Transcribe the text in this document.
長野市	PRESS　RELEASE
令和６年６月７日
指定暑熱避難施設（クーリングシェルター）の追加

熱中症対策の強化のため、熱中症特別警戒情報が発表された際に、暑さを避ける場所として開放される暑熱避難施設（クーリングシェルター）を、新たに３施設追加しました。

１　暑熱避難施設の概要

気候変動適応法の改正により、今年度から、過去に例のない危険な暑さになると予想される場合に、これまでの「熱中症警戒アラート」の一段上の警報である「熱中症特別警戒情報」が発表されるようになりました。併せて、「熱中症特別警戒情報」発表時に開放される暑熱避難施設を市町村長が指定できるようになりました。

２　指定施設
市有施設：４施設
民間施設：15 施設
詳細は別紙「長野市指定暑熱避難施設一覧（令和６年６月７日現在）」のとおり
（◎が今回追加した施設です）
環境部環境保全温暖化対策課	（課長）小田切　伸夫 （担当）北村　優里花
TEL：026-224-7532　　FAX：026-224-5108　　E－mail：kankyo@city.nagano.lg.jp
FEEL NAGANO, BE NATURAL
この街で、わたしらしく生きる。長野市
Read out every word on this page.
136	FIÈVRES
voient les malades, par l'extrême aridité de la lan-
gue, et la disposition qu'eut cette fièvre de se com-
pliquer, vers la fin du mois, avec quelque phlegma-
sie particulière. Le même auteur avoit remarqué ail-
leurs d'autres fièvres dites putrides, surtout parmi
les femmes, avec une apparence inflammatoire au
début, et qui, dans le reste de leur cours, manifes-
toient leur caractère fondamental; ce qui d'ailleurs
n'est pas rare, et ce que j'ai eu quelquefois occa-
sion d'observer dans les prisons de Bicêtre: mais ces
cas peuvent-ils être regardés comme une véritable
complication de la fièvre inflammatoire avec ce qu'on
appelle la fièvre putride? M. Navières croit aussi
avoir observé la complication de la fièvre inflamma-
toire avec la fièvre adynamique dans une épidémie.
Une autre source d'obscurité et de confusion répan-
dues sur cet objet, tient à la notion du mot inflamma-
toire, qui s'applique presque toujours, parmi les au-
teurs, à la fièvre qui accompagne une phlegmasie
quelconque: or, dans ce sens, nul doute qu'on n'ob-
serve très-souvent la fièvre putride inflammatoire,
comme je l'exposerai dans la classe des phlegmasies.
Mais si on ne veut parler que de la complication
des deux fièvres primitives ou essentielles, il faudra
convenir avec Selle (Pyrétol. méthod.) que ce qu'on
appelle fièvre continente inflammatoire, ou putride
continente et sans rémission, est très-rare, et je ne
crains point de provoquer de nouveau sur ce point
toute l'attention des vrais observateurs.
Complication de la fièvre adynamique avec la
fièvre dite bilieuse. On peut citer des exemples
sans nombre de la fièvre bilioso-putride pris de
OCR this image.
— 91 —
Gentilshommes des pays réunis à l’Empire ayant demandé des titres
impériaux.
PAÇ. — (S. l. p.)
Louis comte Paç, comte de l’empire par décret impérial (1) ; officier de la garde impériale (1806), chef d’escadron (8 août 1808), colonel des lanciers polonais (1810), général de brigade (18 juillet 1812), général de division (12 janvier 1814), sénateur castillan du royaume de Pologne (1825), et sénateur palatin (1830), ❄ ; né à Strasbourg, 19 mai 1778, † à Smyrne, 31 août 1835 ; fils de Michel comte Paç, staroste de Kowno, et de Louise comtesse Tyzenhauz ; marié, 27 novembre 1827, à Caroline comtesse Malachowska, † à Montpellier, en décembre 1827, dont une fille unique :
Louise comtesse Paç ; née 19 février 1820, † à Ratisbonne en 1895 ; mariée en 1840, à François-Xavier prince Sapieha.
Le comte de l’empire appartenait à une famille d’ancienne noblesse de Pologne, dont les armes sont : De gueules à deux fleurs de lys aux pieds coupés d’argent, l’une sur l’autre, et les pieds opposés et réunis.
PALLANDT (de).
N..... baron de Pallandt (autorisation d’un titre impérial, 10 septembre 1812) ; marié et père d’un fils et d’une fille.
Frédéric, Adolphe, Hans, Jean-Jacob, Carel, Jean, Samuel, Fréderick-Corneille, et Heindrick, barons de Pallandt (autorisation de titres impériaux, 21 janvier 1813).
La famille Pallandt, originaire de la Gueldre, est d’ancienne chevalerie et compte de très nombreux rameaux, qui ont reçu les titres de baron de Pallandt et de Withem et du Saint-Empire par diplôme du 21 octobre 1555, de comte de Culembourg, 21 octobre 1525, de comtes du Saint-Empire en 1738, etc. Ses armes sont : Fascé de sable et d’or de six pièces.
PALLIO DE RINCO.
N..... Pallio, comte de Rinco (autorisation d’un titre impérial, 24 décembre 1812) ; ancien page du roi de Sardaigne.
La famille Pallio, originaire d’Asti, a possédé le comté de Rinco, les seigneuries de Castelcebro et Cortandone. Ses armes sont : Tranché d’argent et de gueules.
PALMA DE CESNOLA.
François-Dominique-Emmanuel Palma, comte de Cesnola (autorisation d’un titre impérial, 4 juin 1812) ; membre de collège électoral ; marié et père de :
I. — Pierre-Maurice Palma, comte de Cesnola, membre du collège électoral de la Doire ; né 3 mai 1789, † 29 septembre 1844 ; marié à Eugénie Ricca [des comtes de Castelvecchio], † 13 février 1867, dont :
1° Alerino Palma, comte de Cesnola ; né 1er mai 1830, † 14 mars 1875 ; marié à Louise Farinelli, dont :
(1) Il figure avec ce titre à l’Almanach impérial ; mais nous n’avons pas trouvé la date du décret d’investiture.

--

▸ What to work on
Of all the lines in the listing above, how many include "inflammatoire"? Write only the number.

▸ Response
4